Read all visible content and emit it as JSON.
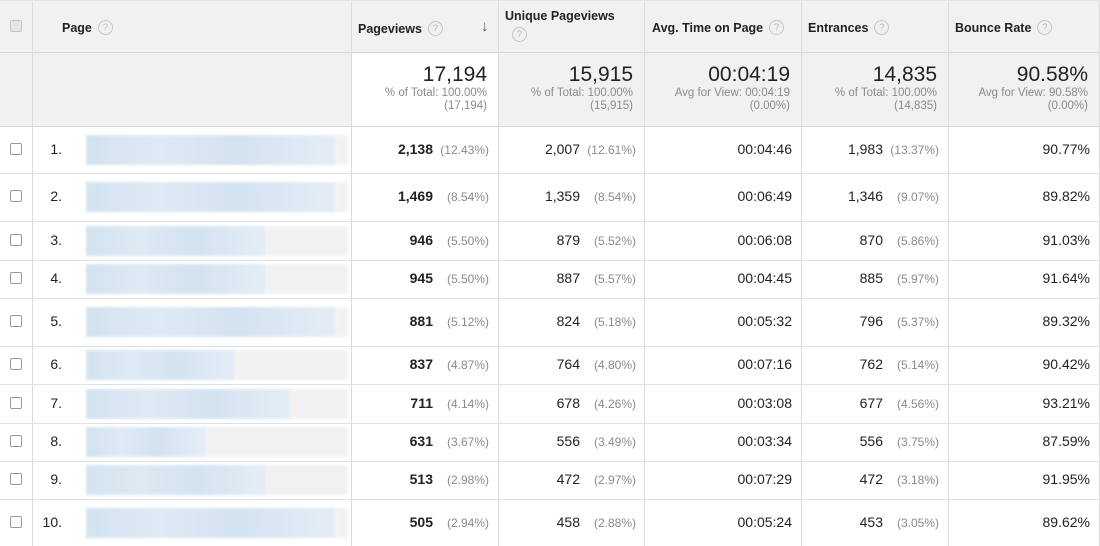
{
  "header": {
    "page_label": "Page",
    "pageviews_label": "Pageviews",
    "unique_label": "Unique Pageviews",
    "avgtime_label": "Avg. Time on Page",
    "entrances_label": "Entrances",
    "bounce_label": "Bounce Rate",
    "help_glyph": "?",
    "sort_glyph": "↓"
  },
  "summary": {
    "pageviews": {
      "value": "17,194",
      "line1": "% of Total: 100.00%",
      "line2": "(17,194)"
    },
    "unique": {
      "value": "15,915",
      "line1": "% of Total: 100.00%",
      "line2": "(15,915)"
    },
    "avgtime": {
      "value": "00:04:19",
      "line1": "Avg for View: 00:04:19",
      "line2": "(0.00%)"
    },
    "entrances": {
      "value": "14,835",
      "line1": "% of Total: 100.00%",
      "line2": "(14,835)"
    },
    "bounce": {
      "value": "90.58%",
      "line1": "Avg for View: 90.58%",
      "line2": "(0.00%)"
    }
  },
  "rows": [
    {
      "rank": "1.",
      "pv": "2,138",
      "pv_pct": "(12.43%)",
      "upv": "2,007",
      "upv_pct": "(12.61%)",
      "time": "00:04:46",
      "ent": "1,983",
      "ent_pct": "(13.37%)",
      "bounce": "90.77%"
    },
    {
      "rank": "2.",
      "pv": "1,469",
      "pv_pct": "(8.54%)",
      "upv": "1,359",
      "upv_pct": "(8.54%)",
      "time": "00:06:49",
      "ent": "1,346",
      "ent_pct": "(9.07%)",
      "bounce": "89.82%"
    },
    {
      "rank": "3.",
      "pv": "946",
      "pv_pct": "(5.50%)",
      "upv": "879",
      "upv_pct": "(5.52%)",
      "time": "00:06:08",
      "ent": "870",
      "ent_pct": "(5.86%)",
      "bounce": "91.03%"
    },
    {
      "rank": "4.",
      "pv": "945",
      "pv_pct": "(5.50%)",
      "upv": "887",
      "upv_pct": "(5.57%)",
      "time": "00:04:45",
      "ent": "885",
      "ent_pct": "(5.97%)",
      "bounce": "91.64%"
    },
    {
      "rank": "5.",
      "pv": "881",
      "pv_pct": "(5.12%)",
      "upv": "824",
      "upv_pct": "(5.18%)",
      "time": "00:05:32",
      "ent": "796",
      "ent_pct": "(5.37%)",
      "bounce": "89.32%"
    },
    {
      "rank": "6.",
      "pv": "837",
      "pv_pct": "(4.87%)",
      "upv": "764",
      "upv_pct": "(4.80%)",
      "time": "00:07:16",
      "ent": "762",
      "ent_pct": "(5.14%)",
      "bounce": "90.42%"
    },
    {
      "rank": "7.",
      "pv": "711",
      "pv_pct": "(4.14%)",
      "upv": "678",
      "upv_pct": "(4.26%)",
      "time": "00:03:08",
      "ent": "677",
      "ent_pct": "(4.56%)",
      "bounce": "93.21%"
    },
    {
      "rank": "8.",
      "pv": "631",
      "pv_pct": "(3.67%)",
      "upv": "556",
      "upv_pct": "(3.49%)",
      "time": "00:03:34",
      "ent": "556",
      "ent_pct": "(3.75%)",
      "bounce": "87.59%"
    },
    {
      "rank": "9.",
      "pv": "513",
      "pv_pct": "(2.98%)",
      "upv": "472",
      "upv_pct": "(2.97%)",
      "time": "00:07:29",
      "ent": "472",
      "ent_pct": "(3.18%)",
      "bounce": "91.95%"
    },
    {
      "rank": "10.",
      "pv": "505",
      "pv_pct": "(2.94%)",
      "upv": "458",
      "upv_pct": "(2.88%)",
      "time": "00:05:24",
      "ent": "453",
      "ent_pct": "(3.05%)",
      "bounce": "89.62%"
    }
  ],
  "colors": {
    "header_bg": "#f1f1f1",
    "grid_line": "#dcdcdc",
    "muted_text": "#8a8a8a",
    "blur_blue": "#cfe0ef",
    "blur_gray": "#e9e9e9"
  }
}
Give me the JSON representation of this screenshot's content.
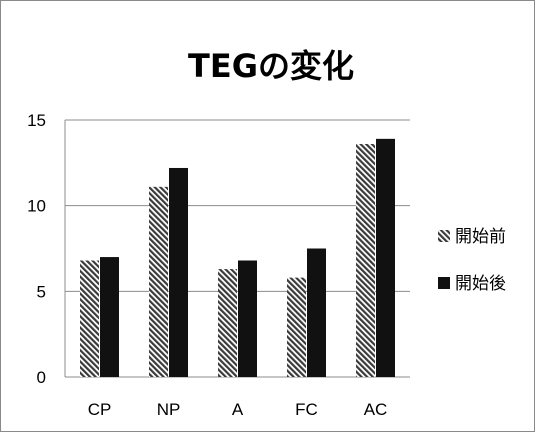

----

Go through the listing above and report how many of its lines contain the word "JSON", with only the number as output.

* **EXPECTED ANSWER**: 2